• Material to process:
[BEGIN]
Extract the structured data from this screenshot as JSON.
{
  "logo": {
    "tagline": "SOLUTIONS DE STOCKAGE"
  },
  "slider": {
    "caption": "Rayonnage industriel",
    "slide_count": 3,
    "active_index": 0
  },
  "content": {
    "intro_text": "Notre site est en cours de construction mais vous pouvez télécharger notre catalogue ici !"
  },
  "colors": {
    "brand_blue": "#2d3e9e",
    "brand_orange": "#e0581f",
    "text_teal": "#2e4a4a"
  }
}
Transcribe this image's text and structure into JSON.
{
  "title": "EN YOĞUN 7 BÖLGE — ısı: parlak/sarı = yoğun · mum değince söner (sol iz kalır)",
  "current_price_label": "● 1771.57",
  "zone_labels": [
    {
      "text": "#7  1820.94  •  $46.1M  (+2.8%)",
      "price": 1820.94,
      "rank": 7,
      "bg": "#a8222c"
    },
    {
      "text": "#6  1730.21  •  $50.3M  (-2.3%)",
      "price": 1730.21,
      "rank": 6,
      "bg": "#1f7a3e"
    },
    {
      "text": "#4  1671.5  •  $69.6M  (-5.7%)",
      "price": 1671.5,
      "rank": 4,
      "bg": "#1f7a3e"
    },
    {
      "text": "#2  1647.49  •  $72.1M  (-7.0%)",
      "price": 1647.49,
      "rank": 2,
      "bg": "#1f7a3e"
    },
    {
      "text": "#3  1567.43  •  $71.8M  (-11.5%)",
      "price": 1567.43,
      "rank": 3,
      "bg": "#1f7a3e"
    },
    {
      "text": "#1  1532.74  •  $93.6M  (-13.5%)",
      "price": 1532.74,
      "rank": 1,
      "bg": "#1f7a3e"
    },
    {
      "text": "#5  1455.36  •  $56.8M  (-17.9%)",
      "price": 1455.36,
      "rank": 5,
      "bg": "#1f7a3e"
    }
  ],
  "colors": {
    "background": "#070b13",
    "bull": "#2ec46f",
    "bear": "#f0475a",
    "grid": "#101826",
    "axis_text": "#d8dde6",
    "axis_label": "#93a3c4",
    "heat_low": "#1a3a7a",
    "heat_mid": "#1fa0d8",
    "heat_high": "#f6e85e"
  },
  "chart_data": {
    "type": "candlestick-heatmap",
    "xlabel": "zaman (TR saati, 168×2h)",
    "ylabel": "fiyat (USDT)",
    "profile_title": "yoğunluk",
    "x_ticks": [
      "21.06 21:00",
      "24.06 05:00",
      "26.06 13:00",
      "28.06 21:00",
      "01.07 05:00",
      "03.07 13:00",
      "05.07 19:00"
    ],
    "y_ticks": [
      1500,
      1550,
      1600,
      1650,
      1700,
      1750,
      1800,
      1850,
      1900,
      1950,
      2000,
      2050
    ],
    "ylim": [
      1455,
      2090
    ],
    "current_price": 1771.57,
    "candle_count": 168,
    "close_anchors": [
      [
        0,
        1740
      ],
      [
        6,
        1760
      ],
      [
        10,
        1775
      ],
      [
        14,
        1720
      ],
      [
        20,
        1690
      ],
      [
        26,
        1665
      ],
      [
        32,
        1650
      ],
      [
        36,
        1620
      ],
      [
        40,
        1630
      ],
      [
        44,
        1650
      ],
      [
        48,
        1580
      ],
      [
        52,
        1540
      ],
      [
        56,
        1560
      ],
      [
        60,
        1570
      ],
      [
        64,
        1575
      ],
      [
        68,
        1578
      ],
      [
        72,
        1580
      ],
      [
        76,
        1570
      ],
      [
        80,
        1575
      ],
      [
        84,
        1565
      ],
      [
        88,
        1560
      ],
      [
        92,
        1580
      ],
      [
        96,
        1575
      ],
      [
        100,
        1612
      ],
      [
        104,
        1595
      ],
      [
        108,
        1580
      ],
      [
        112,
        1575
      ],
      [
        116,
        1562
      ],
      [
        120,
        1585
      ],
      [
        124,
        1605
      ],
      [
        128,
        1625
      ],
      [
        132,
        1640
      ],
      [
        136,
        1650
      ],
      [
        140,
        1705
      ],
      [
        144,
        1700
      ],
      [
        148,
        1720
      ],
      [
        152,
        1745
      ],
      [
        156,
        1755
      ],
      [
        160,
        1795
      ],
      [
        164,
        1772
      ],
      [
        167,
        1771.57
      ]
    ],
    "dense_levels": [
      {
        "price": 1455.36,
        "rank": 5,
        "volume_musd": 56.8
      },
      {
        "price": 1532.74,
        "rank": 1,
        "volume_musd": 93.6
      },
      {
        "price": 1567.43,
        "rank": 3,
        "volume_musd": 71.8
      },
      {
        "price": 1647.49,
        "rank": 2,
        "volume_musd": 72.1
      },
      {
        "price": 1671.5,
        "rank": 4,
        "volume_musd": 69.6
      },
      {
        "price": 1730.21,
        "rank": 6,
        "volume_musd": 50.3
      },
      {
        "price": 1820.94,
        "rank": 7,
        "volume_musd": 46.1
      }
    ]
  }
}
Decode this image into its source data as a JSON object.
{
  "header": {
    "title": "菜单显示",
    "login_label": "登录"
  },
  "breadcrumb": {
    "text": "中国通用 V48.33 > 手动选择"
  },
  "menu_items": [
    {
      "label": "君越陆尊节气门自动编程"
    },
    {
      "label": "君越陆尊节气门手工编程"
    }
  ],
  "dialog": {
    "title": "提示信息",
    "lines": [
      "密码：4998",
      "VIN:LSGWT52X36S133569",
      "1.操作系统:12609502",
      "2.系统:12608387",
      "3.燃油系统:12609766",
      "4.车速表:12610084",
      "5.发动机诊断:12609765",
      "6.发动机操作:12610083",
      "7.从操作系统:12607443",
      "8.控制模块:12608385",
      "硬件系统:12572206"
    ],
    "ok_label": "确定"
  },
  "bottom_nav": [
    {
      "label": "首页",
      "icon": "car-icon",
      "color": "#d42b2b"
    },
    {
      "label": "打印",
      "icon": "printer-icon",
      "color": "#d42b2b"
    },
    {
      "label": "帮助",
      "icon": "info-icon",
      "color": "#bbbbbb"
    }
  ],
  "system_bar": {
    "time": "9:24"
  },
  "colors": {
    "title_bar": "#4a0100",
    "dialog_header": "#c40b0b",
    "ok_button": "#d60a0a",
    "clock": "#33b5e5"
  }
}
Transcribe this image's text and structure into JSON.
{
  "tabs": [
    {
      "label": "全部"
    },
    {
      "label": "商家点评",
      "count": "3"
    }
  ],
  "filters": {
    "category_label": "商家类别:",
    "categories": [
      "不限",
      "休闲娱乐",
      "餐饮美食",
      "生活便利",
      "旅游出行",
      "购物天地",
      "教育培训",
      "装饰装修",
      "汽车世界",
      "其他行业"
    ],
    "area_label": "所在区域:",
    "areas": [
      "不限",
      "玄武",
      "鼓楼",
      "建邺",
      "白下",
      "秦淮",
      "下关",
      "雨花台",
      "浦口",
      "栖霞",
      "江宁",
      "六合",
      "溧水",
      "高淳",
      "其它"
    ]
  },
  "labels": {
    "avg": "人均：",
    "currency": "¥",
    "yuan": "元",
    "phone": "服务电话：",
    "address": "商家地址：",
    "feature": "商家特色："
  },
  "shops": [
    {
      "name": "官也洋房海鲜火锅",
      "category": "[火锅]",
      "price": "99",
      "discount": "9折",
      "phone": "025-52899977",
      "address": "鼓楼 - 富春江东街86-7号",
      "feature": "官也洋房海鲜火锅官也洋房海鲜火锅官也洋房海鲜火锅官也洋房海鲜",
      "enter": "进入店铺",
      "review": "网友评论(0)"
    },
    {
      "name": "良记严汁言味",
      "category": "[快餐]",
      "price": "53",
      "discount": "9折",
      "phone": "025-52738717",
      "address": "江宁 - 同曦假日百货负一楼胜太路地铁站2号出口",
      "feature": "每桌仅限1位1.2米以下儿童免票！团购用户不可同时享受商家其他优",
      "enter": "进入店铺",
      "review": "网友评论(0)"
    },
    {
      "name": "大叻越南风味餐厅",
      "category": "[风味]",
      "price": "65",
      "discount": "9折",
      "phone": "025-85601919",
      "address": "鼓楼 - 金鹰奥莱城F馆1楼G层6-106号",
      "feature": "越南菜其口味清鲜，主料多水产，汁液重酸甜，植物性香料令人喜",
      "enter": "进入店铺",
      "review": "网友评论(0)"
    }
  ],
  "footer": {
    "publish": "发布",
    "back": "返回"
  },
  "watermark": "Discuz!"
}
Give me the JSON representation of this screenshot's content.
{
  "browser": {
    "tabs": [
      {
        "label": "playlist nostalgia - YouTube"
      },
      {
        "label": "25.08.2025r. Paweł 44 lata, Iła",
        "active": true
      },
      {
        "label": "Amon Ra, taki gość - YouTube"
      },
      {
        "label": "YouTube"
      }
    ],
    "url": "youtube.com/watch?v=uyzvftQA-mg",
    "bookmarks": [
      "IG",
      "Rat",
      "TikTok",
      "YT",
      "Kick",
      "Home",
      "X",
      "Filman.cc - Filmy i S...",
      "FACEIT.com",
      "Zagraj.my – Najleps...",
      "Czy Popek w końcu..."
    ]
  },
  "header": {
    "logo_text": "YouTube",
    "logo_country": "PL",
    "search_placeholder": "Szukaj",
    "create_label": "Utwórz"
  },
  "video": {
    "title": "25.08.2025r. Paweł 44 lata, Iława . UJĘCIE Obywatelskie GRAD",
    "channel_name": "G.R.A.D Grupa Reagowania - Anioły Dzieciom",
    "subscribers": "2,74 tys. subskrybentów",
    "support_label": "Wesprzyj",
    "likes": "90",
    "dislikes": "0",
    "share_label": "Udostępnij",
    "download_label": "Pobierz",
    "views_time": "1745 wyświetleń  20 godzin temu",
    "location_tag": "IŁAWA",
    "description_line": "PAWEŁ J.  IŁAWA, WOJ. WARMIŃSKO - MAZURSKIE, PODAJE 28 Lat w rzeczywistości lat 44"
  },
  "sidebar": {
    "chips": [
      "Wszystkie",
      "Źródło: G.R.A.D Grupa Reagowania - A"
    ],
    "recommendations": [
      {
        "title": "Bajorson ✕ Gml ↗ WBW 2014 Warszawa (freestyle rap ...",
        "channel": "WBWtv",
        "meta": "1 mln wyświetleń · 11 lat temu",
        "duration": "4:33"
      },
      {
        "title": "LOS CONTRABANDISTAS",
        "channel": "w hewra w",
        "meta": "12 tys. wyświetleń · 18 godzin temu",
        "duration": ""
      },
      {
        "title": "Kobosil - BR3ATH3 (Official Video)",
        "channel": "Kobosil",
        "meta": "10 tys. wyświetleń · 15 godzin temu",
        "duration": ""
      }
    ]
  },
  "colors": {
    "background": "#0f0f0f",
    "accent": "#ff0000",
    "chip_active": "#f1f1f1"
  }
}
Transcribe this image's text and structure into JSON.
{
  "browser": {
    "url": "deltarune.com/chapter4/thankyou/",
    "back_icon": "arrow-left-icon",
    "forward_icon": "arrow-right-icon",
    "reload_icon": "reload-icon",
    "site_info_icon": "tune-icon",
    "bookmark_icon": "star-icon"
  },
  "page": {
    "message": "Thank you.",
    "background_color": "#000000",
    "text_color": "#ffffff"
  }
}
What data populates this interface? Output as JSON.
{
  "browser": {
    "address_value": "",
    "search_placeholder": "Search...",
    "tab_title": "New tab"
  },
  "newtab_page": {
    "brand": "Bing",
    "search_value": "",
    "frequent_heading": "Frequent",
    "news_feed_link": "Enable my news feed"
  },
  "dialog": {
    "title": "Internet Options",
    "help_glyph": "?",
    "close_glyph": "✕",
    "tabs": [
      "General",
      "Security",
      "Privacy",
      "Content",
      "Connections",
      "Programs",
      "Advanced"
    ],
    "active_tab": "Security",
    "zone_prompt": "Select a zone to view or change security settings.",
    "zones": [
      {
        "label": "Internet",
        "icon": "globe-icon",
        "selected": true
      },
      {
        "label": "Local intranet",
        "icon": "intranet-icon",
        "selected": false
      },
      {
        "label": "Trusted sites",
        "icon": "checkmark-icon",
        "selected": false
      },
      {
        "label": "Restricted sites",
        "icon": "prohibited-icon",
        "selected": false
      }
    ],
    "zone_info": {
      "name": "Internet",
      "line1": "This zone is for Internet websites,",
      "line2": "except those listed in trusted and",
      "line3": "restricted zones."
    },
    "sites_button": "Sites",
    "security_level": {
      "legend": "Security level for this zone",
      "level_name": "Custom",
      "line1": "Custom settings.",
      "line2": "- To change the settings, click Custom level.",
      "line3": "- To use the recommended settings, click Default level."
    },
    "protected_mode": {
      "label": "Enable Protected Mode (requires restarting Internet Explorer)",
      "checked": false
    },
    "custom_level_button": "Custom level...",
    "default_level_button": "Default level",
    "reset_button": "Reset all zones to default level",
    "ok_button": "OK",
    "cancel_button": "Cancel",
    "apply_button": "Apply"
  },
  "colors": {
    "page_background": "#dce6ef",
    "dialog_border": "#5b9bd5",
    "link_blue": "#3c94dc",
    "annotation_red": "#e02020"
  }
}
[END]
From the data above, copy each line that has the string "Kobosil".

• Answer in full:
        "title": "Kobosil - BR3ATH3 (Official Video)",
        "channel": "Kobosil",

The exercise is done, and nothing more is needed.